• EXERCISE DETAILS
Copy each line below in which the word "DaysSinceFer" occurs.
start
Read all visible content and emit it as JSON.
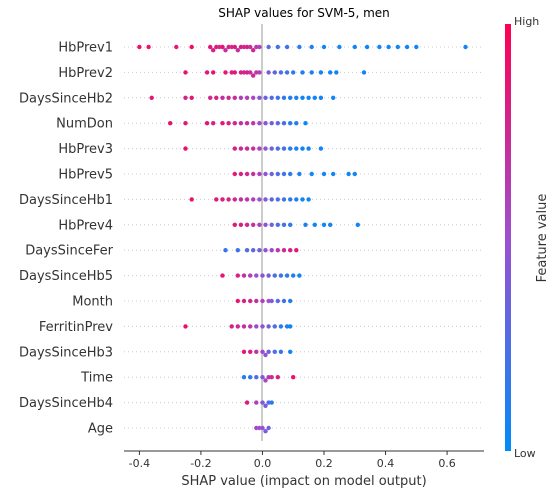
{
  "chart_data": {
    "type": "scatter",
    "title": "SHAP values for SVM-5, men",
    "xlabel": "SHAP value (impact on model output)",
    "ylabel": "",
    "xlim": [
      -0.45,
      0.72
    ],
    "xticks": [
      "-0.4",
      "-0.2",
      "0.0",
      "0.2",
      "0.4",
      "0.6"
    ],
    "xtick_values": [
      -0.4,
      -0.2,
      0.0,
      0.2,
      0.4,
      0.6
    ],
    "features": [
      "HbPrev1",
      "HbPrev2",
      "DaysSinceHb2",
      "NumDon",
      "HbPrev3",
      "HbPrev5",
      "DaysSinceHb1",
      "HbPrev4",
      "DaysSinceFer",
      "DaysSinceHb5",
      "Month",
      "FerritinPrev",
      "DaysSinceHb3",
      "Time",
      "DaysSinceHb4",
      "Age"
    ],
    "colorbar": {
      "label": "Feature value",
      "high_label": "High",
      "low_label": "Low",
      "high_color": "#ff0052",
      "low_color": "#008bfb"
    },
    "grid": false,
    "series": [
      {
        "feature": "HbPrev1",
        "points": [
          [
            -0.4,
            0.9
          ],
          [
            -0.37,
            0.9
          ],
          [
            -0.28,
            0.85
          ],
          [
            -0.23,
            0.95
          ],
          [
            -0.17,
            0.85
          ],
          [
            -0.16,
            0.8
          ],
          [
            -0.15,
            0.85
          ],
          [
            -0.14,
            0.75
          ],
          [
            -0.13,
            0.9
          ],
          [
            -0.12,
            0.7
          ],
          [
            -0.11,
            0.8
          ],
          [
            -0.1,
            0.75
          ],
          [
            -0.09,
            0.85
          ],
          [
            -0.08,
            0.7
          ],
          [
            -0.07,
            0.8
          ],
          [
            -0.06,
            0.75
          ],
          [
            -0.05,
            0.8
          ],
          [
            -0.04,
            0.7
          ],
          [
            -0.03,
            0.75
          ],
          [
            -0.02,
            0.65
          ],
          [
            -0.01,
            0.6
          ],
          [
            0.02,
            0.3
          ],
          [
            0.05,
            0.2
          ],
          [
            0.08,
            0.2
          ],
          [
            0.12,
            0.1
          ],
          [
            0.16,
            0.1
          ],
          [
            0.2,
            0.05
          ],
          [
            0.25,
            0.05
          ],
          [
            0.3,
            0.05
          ],
          [
            0.34,
            0.05
          ],
          [
            0.38,
            0.05
          ],
          [
            0.41,
            0.05
          ],
          [
            0.44,
            0.05
          ],
          [
            0.47,
            0.05
          ],
          [
            0.5,
            0.05
          ],
          [
            0.66,
            0.05
          ]
        ]
      },
      {
        "feature": "HbPrev2",
        "points": [
          [
            -0.25,
            0.9
          ],
          [
            -0.18,
            0.85
          ],
          [
            -0.16,
            0.9
          ],
          [
            -0.12,
            0.85
          ],
          [
            -0.1,
            0.8
          ],
          [
            -0.09,
            0.85
          ],
          [
            -0.07,
            0.8
          ],
          [
            -0.06,
            0.75
          ],
          [
            -0.05,
            0.8
          ],
          [
            -0.04,
            0.7
          ],
          [
            -0.03,
            0.75
          ],
          [
            -0.02,
            0.65
          ],
          [
            -0.01,
            0.6
          ],
          [
            0.02,
            0.4
          ],
          [
            0.04,
            0.3
          ],
          [
            0.06,
            0.25
          ],
          [
            0.08,
            0.2
          ],
          [
            0.1,
            0.15
          ],
          [
            0.13,
            0.1
          ],
          [
            0.16,
            0.1
          ],
          [
            0.19,
            0.05
          ],
          [
            0.22,
            0.05
          ],
          [
            0.24,
            0.05
          ],
          [
            0.33,
            0.05
          ]
        ]
      },
      {
        "feature": "DaysSinceHb2",
        "points": [
          [
            -0.36,
            0.85
          ],
          [
            -0.25,
            0.8
          ],
          [
            -0.23,
            0.85
          ],
          [
            -0.17,
            0.75
          ],
          [
            -0.15,
            0.8
          ],
          [
            -0.13,
            0.7
          ],
          [
            -0.11,
            0.75
          ],
          [
            -0.09,
            0.7
          ],
          [
            -0.07,
            0.6
          ],
          [
            -0.05,
            0.6
          ],
          [
            -0.03,
            0.55
          ],
          [
            -0.01,
            0.45
          ],
          [
            0.01,
            0.35
          ],
          [
            0.03,
            0.25
          ],
          [
            0.05,
            0.2
          ],
          [
            0.07,
            0.15
          ],
          [
            0.09,
            0.1
          ],
          [
            0.11,
            0.1
          ],
          [
            0.13,
            0.05
          ],
          [
            0.15,
            0.05
          ],
          [
            0.17,
            0.05
          ],
          [
            0.19,
            0.05
          ],
          [
            0.23,
            0.05
          ]
        ]
      },
      {
        "feature": "NumDon",
        "points": [
          [
            -0.3,
            0.9
          ],
          [
            -0.25,
            0.85
          ],
          [
            -0.18,
            0.85
          ],
          [
            -0.16,
            0.8
          ],
          [
            -0.13,
            0.85
          ],
          [
            -0.11,
            0.8
          ],
          [
            -0.09,
            0.75
          ],
          [
            -0.07,
            0.7
          ],
          [
            -0.05,
            0.7
          ],
          [
            -0.03,
            0.65
          ],
          [
            -0.01,
            0.55
          ],
          [
            0.01,
            0.45
          ],
          [
            0.03,
            0.35
          ],
          [
            0.05,
            0.3
          ],
          [
            0.07,
            0.2
          ],
          [
            0.09,
            0.15
          ],
          [
            0.11,
            0.1
          ],
          [
            0.14,
            0.05
          ]
        ]
      },
      {
        "feature": "HbPrev3",
        "points": [
          [
            -0.25,
            0.9
          ],
          [
            -0.09,
            0.8
          ],
          [
            -0.07,
            0.75
          ],
          [
            -0.05,
            0.75
          ],
          [
            -0.03,
            0.7
          ],
          [
            -0.01,
            0.6
          ],
          [
            0.01,
            0.45
          ],
          [
            0.03,
            0.35
          ],
          [
            0.05,
            0.25
          ],
          [
            0.07,
            0.2
          ],
          [
            0.09,
            0.15
          ],
          [
            0.11,
            0.1
          ],
          [
            0.13,
            0.05
          ],
          [
            0.15,
            0.05
          ],
          [
            0.19,
            0.05
          ]
        ]
      },
      {
        "feature": "HbPrev5",
        "points": [
          [
            -0.09,
            0.85
          ],
          [
            -0.07,
            0.8
          ],
          [
            -0.05,
            0.75
          ],
          [
            -0.03,
            0.7
          ],
          [
            -0.01,
            0.6
          ],
          [
            0.01,
            0.45
          ],
          [
            0.03,
            0.35
          ],
          [
            0.05,
            0.25
          ],
          [
            0.07,
            0.2
          ],
          [
            0.09,
            0.15
          ],
          [
            0.12,
            0.1
          ],
          [
            0.16,
            0.05
          ],
          [
            0.2,
            0.05
          ],
          [
            0.23,
            0.05
          ],
          [
            0.28,
            0.05
          ],
          [
            0.3,
            0.05
          ]
        ]
      },
      {
        "feature": "DaysSinceHb1",
        "points": [
          [
            -0.23,
            0.9
          ],
          [
            -0.15,
            0.85
          ],
          [
            -0.13,
            0.8
          ],
          [
            -0.11,
            0.8
          ],
          [
            -0.09,
            0.75
          ],
          [
            -0.07,
            0.7
          ],
          [
            -0.05,
            0.65
          ],
          [
            -0.03,
            0.6
          ],
          [
            -0.01,
            0.5
          ],
          [
            0.01,
            0.4
          ],
          [
            0.03,
            0.3
          ],
          [
            0.05,
            0.25
          ],
          [
            0.07,
            0.2
          ],
          [
            0.09,
            0.15
          ],
          [
            0.11,
            0.1
          ],
          [
            0.13,
            0.05
          ],
          [
            0.15,
            0.05
          ]
        ]
      },
      {
        "feature": "HbPrev4",
        "points": [
          [
            -0.09,
            0.85
          ],
          [
            -0.07,
            0.8
          ],
          [
            -0.05,
            0.75
          ],
          [
            -0.03,
            0.7
          ],
          [
            -0.01,
            0.6
          ],
          [
            0.01,
            0.45
          ],
          [
            0.03,
            0.35
          ],
          [
            0.05,
            0.25
          ],
          [
            0.07,
            0.2
          ],
          [
            0.09,
            0.15
          ],
          [
            0.14,
            0.1
          ],
          [
            0.17,
            0.05
          ],
          [
            0.2,
            0.05
          ],
          [
            0.22,
            0.05
          ],
          [
            0.31,
            0.05
          ]
        ]
      },
      {
        "feature": "DaysSinceFer",
        "points": [
          [
            -0.12,
            0.15
          ],
          [
            -0.08,
            0.2
          ],
          [
            -0.05,
            0.25
          ],
          [
            -0.03,
            0.3
          ],
          [
            -0.01,
            0.35
          ],
          [
            0.01,
            0.45
          ],
          [
            0.03,
            0.55
          ],
          [
            0.05,
            0.65
          ],
          [
            0.07,
            0.75
          ],
          [
            0.09,
            0.8
          ],
          [
            0.11,
            0.85
          ]
        ]
      },
      {
        "feature": "DaysSinceHb5",
        "points": [
          [
            -0.13,
            0.85
          ],
          [
            -0.08,
            0.8
          ],
          [
            -0.06,
            0.7
          ],
          [
            -0.04,
            0.6
          ],
          [
            -0.02,
            0.5
          ],
          [
            0.0,
            0.45
          ],
          [
            0.02,
            0.35
          ],
          [
            0.04,
            0.25
          ],
          [
            0.06,
            0.2
          ],
          [
            0.08,
            0.15
          ],
          [
            0.1,
            0.1
          ],
          [
            0.12,
            0.05
          ]
        ]
      },
      {
        "feature": "Month",
        "points": [
          [
            -0.08,
            0.85
          ],
          [
            -0.06,
            0.8
          ],
          [
            -0.04,
            0.75
          ],
          [
            -0.02,
            0.7
          ],
          [
            0.0,
            0.6
          ],
          [
            0.02,
            0.5
          ],
          [
            0.03,
            0.4
          ],
          [
            0.05,
            0.3
          ],
          [
            0.07,
            0.2
          ],
          [
            0.09,
            0.1
          ]
        ]
      },
      {
        "feature": "FerritinPrev",
        "points": [
          [
            -0.25,
            0.9
          ],
          [
            -0.1,
            0.8
          ],
          [
            -0.08,
            0.75
          ],
          [
            -0.06,
            0.7
          ],
          [
            -0.04,
            0.65
          ],
          [
            -0.02,
            0.55
          ],
          [
            0.0,
            0.45
          ],
          [
            0.02,
            0.35
          ],
          [
            0.04,
            0.25
          ],
          [
            0.06,
            0.15
          ],
          [
            0.08,
            0.1
          ],
          [
            0.09,
            0.05
          ]
        ]
      },
      {
        "feature": "DaysSinceHb3",
        "points": [
          [
            -0.06,
            0.85
          ],
          [
            -0.04,
            0.8
          ],
          [
            -0.02,
            0.7
          ],
          [
            0.0,
            0.55
          ],
          [
            0.01,
            0.45
          ],
          [
            0.02,
            0.35
          ],
          [
            0.04,
            0.25
          ],
          [
            0.06,
            0.15
          ],
          [
            0.09,
            0.05
          ]
        ]
      },
      {
        "feature": "Time",
        "points": [
          [
            -0.06,
            0.1
          ],
          [
            -0.04,
            0.15
          ],
          [
            -0.02,
            0.25
          ],
          [
            0.0,
            0.4
          ],
          [
            0.01,
            0.55
          ],
          [
            0.02,
            0.65
          ],
          [
            0.03,
            0.75
          ],
          [
            0.05,
            0.8
          ],
          [
            0.1,
            0.9
          ]
        ]
      },
      {
        "feature": "DaysSinceHb4",
        "points": [
          [
            -0.05,
            0.85
          ],
          [
            -0.02,
            0.6
          ],
          [
            0.0,
            0.45
          ],
          [
            0.01,
            0.35
          ],
          [
            0.02,
            0.25
          ],
          [
            0.03,
            0.15
          ]
        ]
      },
      {
        "feature": "Age",
        "points": [
          [
            -0.02,
            0.55
          ],
          [
            -0.01,
            0.5
          ],
          [
            0.0,
            0.45
          ],
          [
            0.01,
            0.4
          ],
          [
            0.02,
            0.35
          ]
        ]
      }
    ]
  }
}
end
• THE SOLUTION
      "DaysSinceFer",
        "feature": "DaysSinceFer",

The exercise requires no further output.